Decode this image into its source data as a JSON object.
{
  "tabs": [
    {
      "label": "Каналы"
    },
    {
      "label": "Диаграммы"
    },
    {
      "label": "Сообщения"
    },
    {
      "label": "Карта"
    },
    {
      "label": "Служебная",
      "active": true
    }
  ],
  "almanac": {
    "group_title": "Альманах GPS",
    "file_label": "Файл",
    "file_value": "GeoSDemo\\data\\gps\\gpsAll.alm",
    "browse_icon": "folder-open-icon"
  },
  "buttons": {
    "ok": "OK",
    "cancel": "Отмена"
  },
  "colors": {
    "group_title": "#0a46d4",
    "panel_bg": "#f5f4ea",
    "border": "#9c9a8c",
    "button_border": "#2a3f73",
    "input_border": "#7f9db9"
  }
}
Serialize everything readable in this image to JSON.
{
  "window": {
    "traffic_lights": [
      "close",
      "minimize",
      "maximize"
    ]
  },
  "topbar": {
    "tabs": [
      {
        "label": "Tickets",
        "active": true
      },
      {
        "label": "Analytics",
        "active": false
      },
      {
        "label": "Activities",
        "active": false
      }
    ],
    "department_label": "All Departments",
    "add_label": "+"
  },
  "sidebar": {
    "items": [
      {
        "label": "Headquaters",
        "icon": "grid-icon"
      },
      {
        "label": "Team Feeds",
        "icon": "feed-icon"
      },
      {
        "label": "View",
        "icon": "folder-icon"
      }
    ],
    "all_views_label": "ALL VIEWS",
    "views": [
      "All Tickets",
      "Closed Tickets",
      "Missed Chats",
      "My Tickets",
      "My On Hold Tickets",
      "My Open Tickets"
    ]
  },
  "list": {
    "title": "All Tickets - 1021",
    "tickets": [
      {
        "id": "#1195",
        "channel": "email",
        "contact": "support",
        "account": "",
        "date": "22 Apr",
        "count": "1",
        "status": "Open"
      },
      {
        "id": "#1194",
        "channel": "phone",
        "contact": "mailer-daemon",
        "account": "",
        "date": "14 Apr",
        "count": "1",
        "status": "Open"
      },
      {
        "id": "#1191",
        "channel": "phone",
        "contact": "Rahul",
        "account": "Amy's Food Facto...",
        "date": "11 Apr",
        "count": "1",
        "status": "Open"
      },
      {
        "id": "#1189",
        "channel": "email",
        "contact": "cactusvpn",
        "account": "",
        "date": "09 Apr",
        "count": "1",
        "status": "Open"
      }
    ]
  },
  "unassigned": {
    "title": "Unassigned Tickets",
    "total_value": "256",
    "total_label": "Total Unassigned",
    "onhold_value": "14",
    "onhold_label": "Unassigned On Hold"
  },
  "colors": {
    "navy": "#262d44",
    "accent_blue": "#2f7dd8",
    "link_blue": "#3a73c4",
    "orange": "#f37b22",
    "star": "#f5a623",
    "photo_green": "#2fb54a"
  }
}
━━━
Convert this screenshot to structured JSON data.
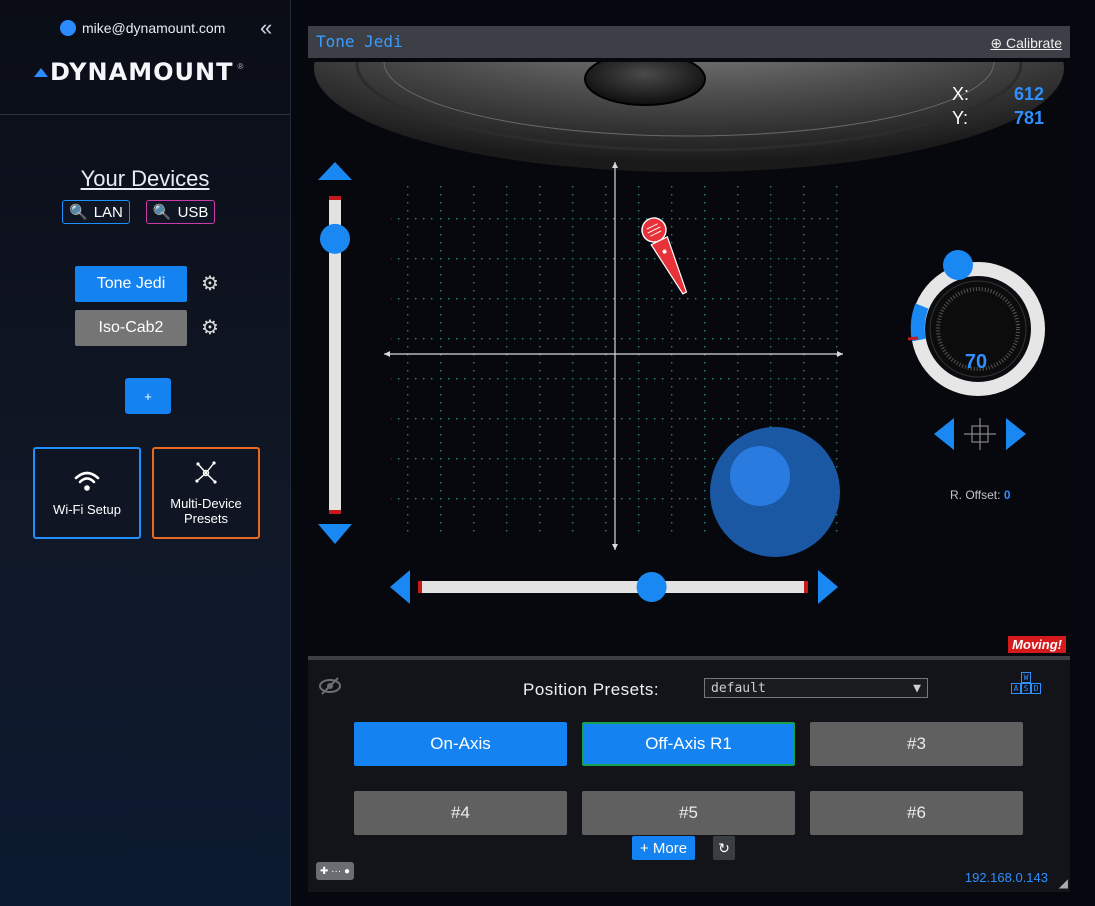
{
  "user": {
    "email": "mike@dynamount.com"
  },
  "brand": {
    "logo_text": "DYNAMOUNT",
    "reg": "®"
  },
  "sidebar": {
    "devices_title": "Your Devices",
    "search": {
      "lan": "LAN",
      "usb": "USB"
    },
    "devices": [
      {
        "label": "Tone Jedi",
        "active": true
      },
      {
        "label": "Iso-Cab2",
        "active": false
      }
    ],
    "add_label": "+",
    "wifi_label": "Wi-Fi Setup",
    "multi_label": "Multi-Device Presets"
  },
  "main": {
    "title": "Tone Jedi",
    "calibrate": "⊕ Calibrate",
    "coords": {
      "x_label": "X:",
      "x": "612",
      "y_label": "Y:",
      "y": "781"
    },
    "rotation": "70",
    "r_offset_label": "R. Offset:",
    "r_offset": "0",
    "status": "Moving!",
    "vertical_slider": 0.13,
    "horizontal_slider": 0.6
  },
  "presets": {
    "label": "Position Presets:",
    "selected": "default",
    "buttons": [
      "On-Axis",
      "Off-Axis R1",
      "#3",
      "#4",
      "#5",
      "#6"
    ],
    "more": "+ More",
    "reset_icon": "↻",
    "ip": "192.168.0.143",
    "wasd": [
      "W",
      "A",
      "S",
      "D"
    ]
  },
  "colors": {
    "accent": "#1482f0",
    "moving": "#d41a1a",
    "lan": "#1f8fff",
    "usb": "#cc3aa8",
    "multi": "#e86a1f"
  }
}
━━━
Find the word "JSON" in the entries above and gather every line that holds it.

• [Response to the task]
Decode this image into its source data as a JSON object.
Serialize everything readable in this image to JSON.
Convert this screenshot to structured JSON data.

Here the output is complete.